■ Saved entries

-- begin --

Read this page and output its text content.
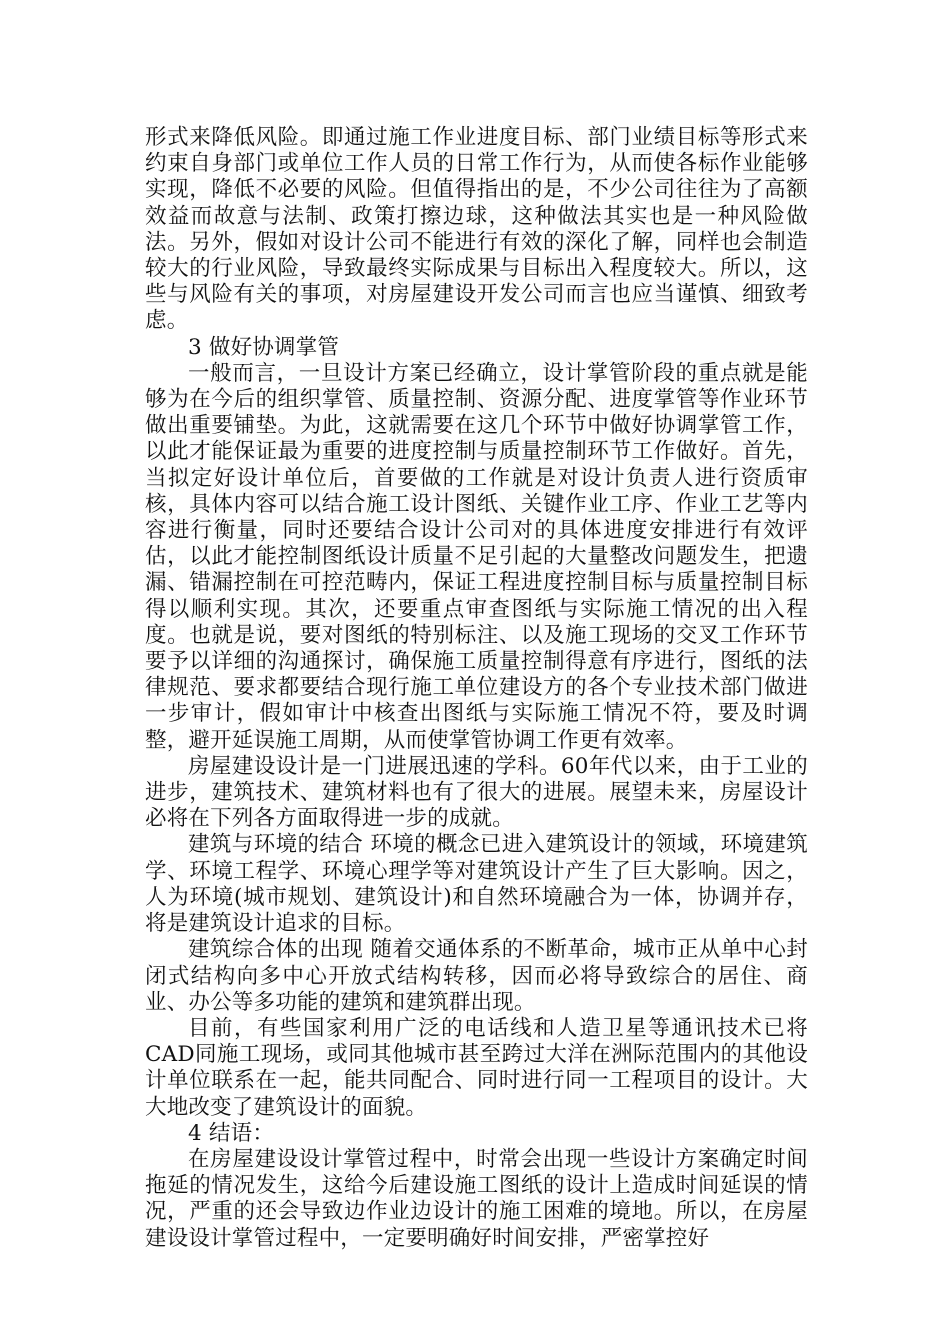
形式来降低风险。即通过施工作业进度目标、部门业绩目标等形式来约束自身部门或单位工作人员的日常工作行为，从而使各标作业能够实现，降低不必要的风险。但值得指出的是，不少公司往往为了高额效益而故意与法制、政策打擦边球，这种做法其实也是一种风险做法。另外，假如对设计公司不能进行有效的深化了解，同样也会制造较大的行业风险，导致最终实际成果与目标出入程度较大。所以，这些与风险有关的事项，对房屋建设开发公司而言也应当谨慎、细致考虑。

3 做好协调掌管

一般而言，一旦设计方案已经确立，设计掌管阶段的重点就是能够为在今后的组织掌管、质量控制、资源分配、进度掌管等作业环节做出重要铺垫。为此，这就需要在这几个环节中做好协调掌管工作，以此才能保证最为重要的进度控制与质量控制环节工作做好。首先，当拟定好设计单位后，首要做的工作就是对设计负责人进行资质审核，具体内容可以结合施工设计图纸、关键作业工序、作业工艺等内容进行衡量，同时还要结合设计公司对的具体进度安排进行有效评估，以此才能控制图纸设计质量不足引起的大量整改问题发生，把遗漏、错漏控制在可控范畴内，保证工程进度控制目标与质量控制目标得以顺利实现。其次，还要重点审查图纸与实际施工情况的出入程度。也就是说，要对图纸的特别标注、以及施工现场的交叉工作环节要予以详细的沟通探讨，确保施工质量控制得意有序进行，图纸的法律规范、要求都要结合现行施工单位建设方的各个专业技术部门做进一步审计，假如审计中核查出图纸与实际施工情况不符，要及时调整，避开延误施工周期，从而使掌管协调工作更有效率。

房屋建设设计是一门进展迅速的学科。60年代以来，由于工业的进步，建筑技术、建筑材料也有了很大的进展。展望未来，房屋设计必将在下列各方面取得进一步的成就。

建筑与环境的结合 环境的概念已进入建筑设计的领域，环境建筑学、环境工程学、环境心理学等对建筑设计产生了巨大影响。因之，人为环境(城市规划、建筑设计)和自然环境融合为一体，协调并存，将是建筑设计追求的目标。

建筑综合体的出现 随着交通体系的不断革命，城市正从单中心封闭式结构向多中心开放式结构转移，因而必将导致综合的居住、商业、办公等多功能的建筑和建筑群出现。

目前，有些国家利用广泛的电话线和人造卫星等通讯技术已将CAD同施工现场，或同其他城市甚至跨过大洋在洲际范围内的其他设计单位联系在一起，能共同配合、同时进行同一工程项目的设计。大大地改变了建筑设计的面貌。

4 结语：

在房屋建设设计掌管过程中，时常会出现一些设计方案确定时间拖延的情况发生，这给今后建设施工图纸的设计上造成时间延误的情况，严重的还会导致边作业边设计的施工困难的境地。所以，在房屋建设设计掌管过程中，一定要明确好时间安排，严密掌控好
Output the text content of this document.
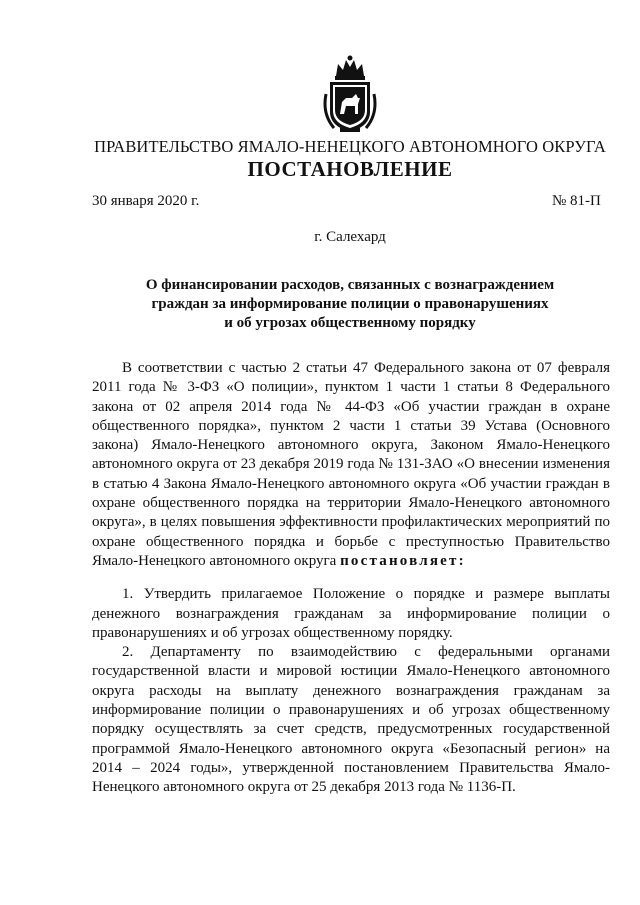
ПРАВИТЕЛЬСТВО ЯМАЛО-НЕНЕЦКОГО АВТОНОМНОГО ОКРУГА
ПОСТАНОВЛЕНИЕ
30 января 2020 г.	№ 81-П
г. Салехард
О финансировании расходов, связанных с вознаграждением
граждан за информирование полиции о правонарушениях
и об угрозах общественному порядку

В соответствии с частью 2 статьи 47 Федерального закона от 07 февраля 2011 года № 3-ФЗ «О полиции», пунктом 1 части 1 статьи 8 Федерального закона от 02 апреля 2014 года № 44-ФЗ «Об участии граждан в охране общественного порядка», пунктом 2 части 1 статьи 39 Устава (Основного закона) Ямало-Ненецкого автономного округа, Законом Ямало-Ненецкого автономного округа от 23 декабря 2019 года № 131-ЗАО «О внесении изменения в статью 4 Закона Ямало-Ненецкого автономного округа «Об участии граждан в охране общественного порядка на территории Ямало-Ненецкого автономного округа», в целях повышения эффективности профилактических мероприятий по охране общественного порядка и борьбе с преступностью Правительство Ямало-Ненецкого автономного округа постановляет:

1. Утвердить прилагаемое Положение о порядке и размере выплаты денежного вознаграждения гражданам за информирование полиции о правонарушениях и об угрозах общественному порядку.

2. Департаменту по взаимодействию с федеральными органами государственной власти и мировой юстиции Ямало-Ненецкого автономного округа расходы на выплату денежного вознаграждения гражданам за информирование полиции о правонарушениях и об угрозах общественному порядку осуществлять за счет средств, предусмотренных государственной программой Ямало-Ненецкого автономного округа «Безопасный регион» на 2014 – 2024 годы», утвержденной постановлением Правительства Ямало-Ненецкого автономного округа от 25 декабря 2013 года № 1136-П.
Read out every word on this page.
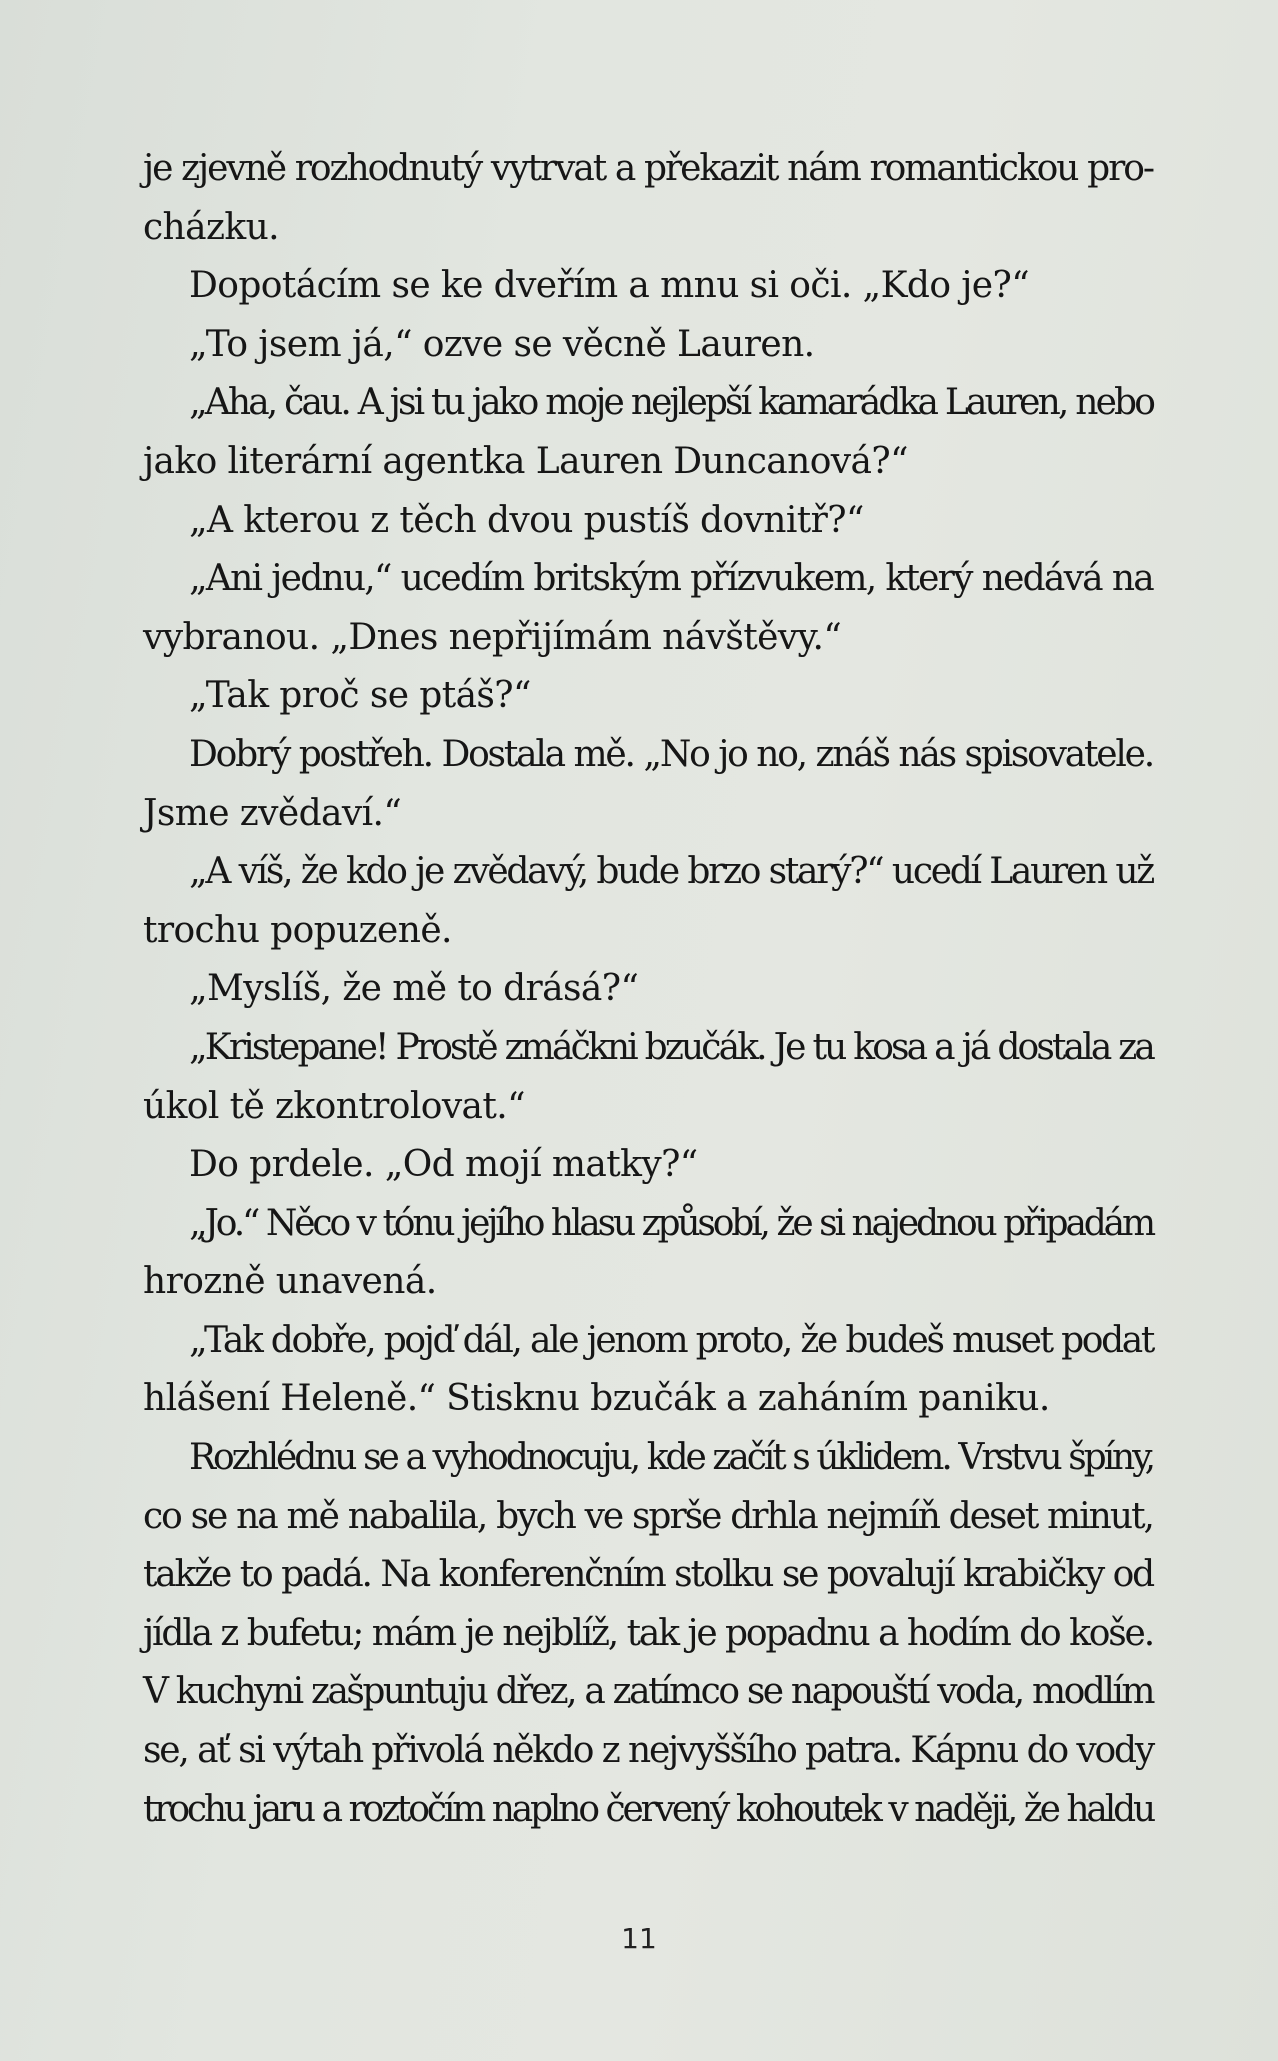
je zjevně rozhodnutý vytrvat a překazit nám romantickou pro-
cházku.
Dopotácím se ke dveřím a mnu si oči. „Kdo je?“
„To jsem já,“ ozve se věcně Lauren.
„Aha, čau. A jsi tu jako moje nejlepší kamarádka Lauren, nebo
jako literární agentka Lauren Duncanová?“
„A kterou z těch dvou pustíš dovnitř?“
„Ani jednu,“ ucedím britským přízvukem, který nedává na
vybranou. „Dnes nepřijímám návštěvy.“
„Tak proč se ptáš?“
Dobrý postřeh. Dostala mě. „No jo no, znáš nás spisovatele.
Jsme zvědaví.“
„A víš, že kdo je zvědavý, bude brzo starý?“ ucedí Lauren už
trochu popuzeně.
„Myslíš, že mě to drásá?“
„Kristepane! Prostě zmáčkni bzučák. Je tu kosa a já dostala za
úkol tě zkontrolovat.“
Do prdele. „Od mojí matky?“
„Jo.“ Něco v tónu jejího hlasu způsobí, že si najednou připadám
hrozně unavená.
„Tak dobře, pojď dál, ale jenom proto, že budeš muset podat
hlášení Heleně.“ Stisknu bzučák a zaháním paniku.
Rozhlédnu se a vyhodnocuju, kde začít s úklidem. Vrstvu špíny,
co se na mě nabalila, bych ve sprše drhla nejmíň deset minut,
takže to padá. Na konferenčním stolku se povalují krabičky od
jídla z bufetu; mám je nejblíž, tak je popadnu a hodím do koše.
V kuchyni zašpuntuju dřez, a zatímco se napouští voda, modlím
se, ať si výtah přivolá někdo z nejvyššího patra. Kápnu do vody
trochu jaru a roztočím naplno červený kohoutek v naději, že haldu
11
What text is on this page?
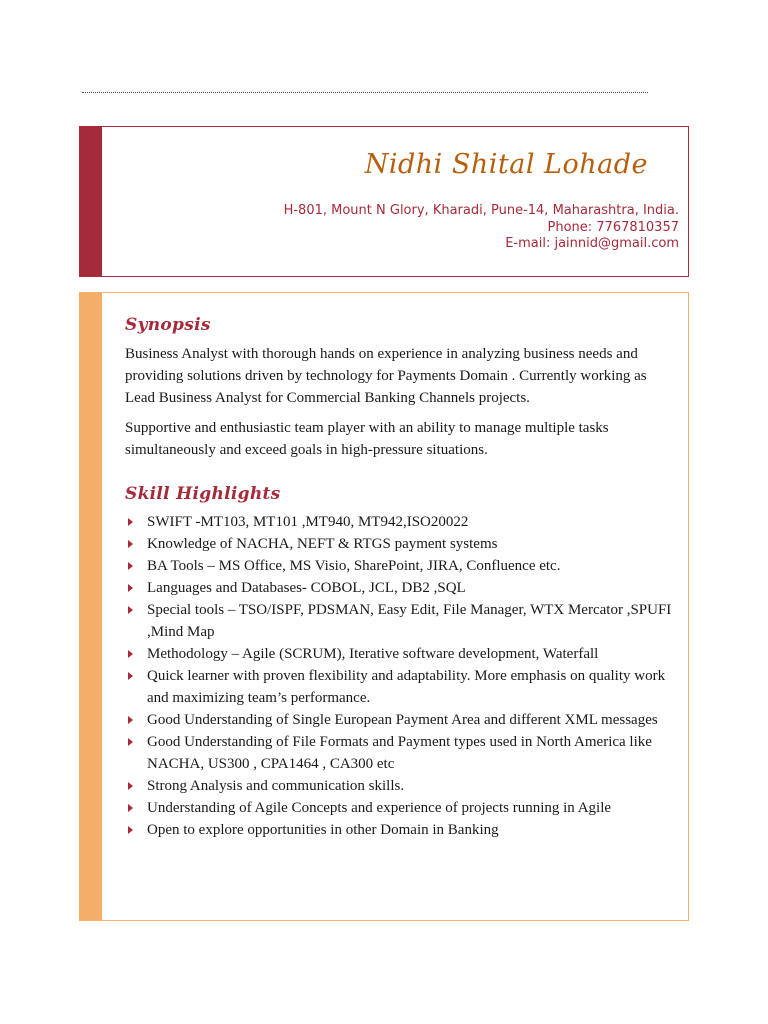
Nidhi Shital Lohade
H-801, Mount N Glory, Kharadi, Pune-14, Maharashtra, India.
Phone: 7767810357
E-mail: jainnid@gmail.com
Synopsis

Business Analyst with thorough hands on experience in analyzing business needs and providing solutions driven by technology for Payments Domain . Currently working as Lead Business Analyst for Commercial Banking Channels projects.

Supportive and enthusiastic team player with an ability to manage multiple tasks simultaneously and exceed goals in high-pressure situations.

Skill Highlights
SWIFT -MT103, MT101 ,MT940, MT942,ISO20022
Knowledge of NACHA, NEFT & RTGS payment systems
BA Tools – MS Office, MS Visio, SharePoint, JIRA, Confluence etc.
Languages and Databases- COBOL, JCL, DB2 ,SQL
Special tools – TSO/ISPF, PDSMAN, Easy Edit, File Manager, WTX Mercator ,SPUFI ,Mind Map
Methodology – Agile (SCRUM), Iterative software development, Waterfall
Quick learner with proven flexibility and adaptability. More emphasis on quality work and maximizing team’s performance.
Good Understanding of Single European Payment Area and different XML messages
Good Understanding of File Formats and Payment types used in North America like NACHA, US300 , CPA1464 , CA300 etc
Strong Analysis and communication skills.
Understanding of Agile Concepts and experience of projects running in Agile
Open to explore opportunities in other Domain in Banking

-- end --

■ What is needed
Please set down each line of the data above exactly as written, without the pictures.

■ Output of the exercise
Read this page and output its text content.
形式来降低风险。即通过施工作业进度目标、部门业绩目标等形式来约束自身部门或单位工作人员的日常工作行为，从而使各标作业能够实现，降低不必要的风险。但值得指出的是，不少公司往往为了高额效益而故意与法制、政策打擦边球，这种做法其实也是一种风险做法。另外，假如对设计公司不能进行有效的深化了解，同样也会制造较大的行业风险，导致最终实际成果与目标出入程度较大。所以，这些与风险有关的事项，对房屋建设开发公司而言也应当谨慎、细致考虑。

3 做好协调掌管

一般而言，一旦设计方案已经确立，设计掌管阶段的重点就是能够为在今后的组织掌管、质量控制、资源分配、进度掌管等作业环节做出重要铺垫。为此，这就需要在这几个环节中做好协调掌管工作，以此才能保证最为重要的进度控制与质量控制环节工作做好。首先，当拟定好设计单位后，首要做的工作就是对设计负责人进行资质审核，具体内容可以结合施工设计图纸、关键作业工序、作业工艺等内容进行衡量，同时还要结合设计公司对的具体进度安排进行有效评估，以此才能控制图纸设计质量不足引起的大量整改问题发生，把遗漏、错漏控制在可控范畴内，保证工程进度控制目标与质量控制目标得以顺利实现。其次，还要重点审查图纸与实际施工情况的出入程度。也就是说，要对图纸的特别标注、以及施工现场的交叉工作环节要予以详细的沟通探讨，确保施工质量控制得意有序进行，图纸的法律规范、要求都要结合现行施工单位建设方的各个专业技术部门做进一步审计，假如审计中核查出图纸与实际施工情况不符，要及时调整，避开延误施工周期，从而使掌管协调工作更有效率。

房屋建设设计是一门进展迅速的学科。60年代以来，由于工业的进步，建筑技术、建筑材料也有了很大的进展。展望未来，房屋设计必将在下列各方面取得进一步的成就。

建筑与环境的结合 环境的概念已进入建筑设计的领域，环境建筑学、环境工程学、环境心理学等对建筑设计产生了巨大影响。因之，人为环境(城市规划、建筑设计)和自然环境融合为一体，协调并存，将是建筑设计追求的目标。

建筑综合体的出现 随着交通体系的不断革命，城市正从单中心封闭式结构向多中心开放式结构转移，因而必将导致综合的居住、商业、办公等多功能的建筑和建筑群出现。

目前，有些国家利用广泛的电话线和人造卫星等通讯技术已将CAD同施工现场，或同其他城市甚至跨过大洋在洲际范围内的其他设计单位联系在一起，能共同配合、同时进行同一工程项目的设计。大大地改变了建筑设计的面貌。

4 结语：

在房屋建设设计掌管过程中，时常会出现一些设计方案确定时间拖延的情况发生，这给今后建设施工图纸的设计上造成时间延误的情况，严重的还会导致边作业边设计的施工困难的境地。所以，在房屋建设设计掌管过程中，一定要明确好时间安排，严密掌控好
Output the text content of this document.
ПРАВИТЕЛЬСТВО ЯМАЛО-НЕНЕЦКОГО АВТОНОМНОГО ОКРУГА
ПОСТАНОВЛЕНИЕ
30 января 2020 г.	№ 81-П
г. Салехард
О финансировании расходов, связанных с вознаграждением
граждан за информирование полиции о правонарушениях
и об угрозах общественному порядку

В соответствии с частью 2 статьи 47 Федерального закона от 07 февраля 2011 года № 3-ФЗ «О полиции», пунктом 1 части 1 статьи 8 Федерального закона от 02 апреля 2014 года № 44-ФЗ «Об участии граждан в охране общественного порядка», пунктом 2 части 1 статьи 39 Устава (Основного закона) Ямало-Ненецкого автономного округа, Законом Ямало-Ненецкого автономного округа от 23 декабря 2019 года № 131-ЗАО «О внесении изменения в статью 4 Закона Ямало-Ненецкого автономного округа «Об участии граждан в охране общественного порядка на территории Ямало-Ненецкого автономного округа», в целях повышения эффективности профилактических мероприятий по охране общественного порядка и борьбе с преступностью Правительство Ямало-Ненецкого автономного округа постановляет:

1. Утвердить прилагаемое Положение о порядке и размере выплаты денежного вознаграждения гражданам за информирование полиции о правонарушениях и об угрозах общественному порядку.

2. Департаменту по взаимодействию с федеральными органами государственной власти и мировой юстиции Ямало-Ненецкого автономного округа расходы на выплату денежного вознаграждения гражданам за информирование полиции о правонарушениях и об угрозах общественному порядку осуществлять за счет средств, предусмотренных государственной программой Ямало-Ненецкого автономного округа «Безопасный регион» на 2014 – 2024 годы», утвержденной постановлением Правительства Ямало-Ненецкого автономного округа от 25 декабря 2013 года № 1136-П.
Read out every word on this page.
je zjevně rozhodnutý vytrvat a překazit nám romantickou pro-
cházku.
Dopotácím se ke dveřím a mnu si oči. „Kdo je?“
„To jsem já,“ ozve se věcně Lauren.
„Aha, čau. A jsi tu jako moje nejlepší kamarádka Lauren, nebo
jako literární agentka Lauren Duncanová?“
„A kterou z těch dvou pustíš dovnitř?“
„Ani jednu,“ ucedím britským přízvukem, který nedává na
vybranou. „Dnes nepřijímám návštěvy.“
„Tak proč se ptáš?“
Dobrý postřeh. Dostala mě. „No jo no, znáš nás spisovatele.
Jsme zvědaví.“
„A víš, že kdo je zvědavý, bude brzo starý?“ ucedí Lauren už
trochu popuzeně.
„Myslíš, že mě to drásá?“
„Kristepane! Prostě zmáčkni bzučák. Je tu kosa a já dostala za
úkol tě zkontrolovat.“
Do prdele. „Od mojí matky?“
„Jo.“ Něco v tónu jejího hlasu způsobí, že si najednou připadám
hrozně unavená.
„Tak dobře, pojď dál, ale jenom proto, že budeš muset podat
hlášení Heleně.“ Stisknu bzučák a zaháním paniku.
Rozhlédnu se a vyhodnocuju, kde začít s úklidem. Vrstvu špíny,
co se na mě nabalila, bych ve sprše drhla nejmíň deset minut,
takže to padá. Na konferenčním stolku se povalují krabičky od
jídla z bufetu; mám je nejblíž, tak je popadnu a hodím do koše.
V kuchyni zašpuntuju dřez, a zatímco se napouští voda, modlím
se, ať si výtah přivolá někdo z nejvyššího patra. Kápnu do vody
trochu jaru a roztočím naplno červený kohoutek v naději, že haldu
11
What text is on this page?
Nidhi Shital Lohade
H-801, Mount N Glory, Kharadi, Pune-14, Maharashtra, India.
Phone: 7767810357
E-mail: jainnid@gmail.com
Synopsis

Business Analyst with thorough hands on experience in analyzing business needs and providing solutions driven by technology for Payments Domain . Currently working as Lead Business Analyst for Commercial Banking Channels projects.

Supportive and enthusiastic team player with an ability to manage multiple tasks simultaneously and exceed goals in high-pressure situations.

Skill Highlights
SWIFT -MT103, MT101 ,MT940, MT942,ISO20022
Knowledge of NACHA, NEFT & RTGS payment systems
BA Tools – MS Office, MS Visio, SharePoint, JIRA, Confluence etc.
Languages and Databases- COBOL, JCL, DB2 ,SQL
Special tools – TSO/ISPF, PDSMAN, Easy Edit, File Manager, WTX Mercator ,SPUFI ,Mind Map
Methodology – Agile (SCRUM), Iterative software development, Waterfall
Quick learner with proven flexibility and adaptability. More emphasis on quality work and maximizing team’s performance.
Good Understanding of Single European Payment Area and different XML messages
Good Understanding of File Formats and Payment types used in North America like NACHA, US300 , CPA1464 , CA300 etc
Strong Analysis and communication skills.
Understanding of Agile Concepts and experience of projects running in Agile
Open to explore opportunities in other Domain in Banking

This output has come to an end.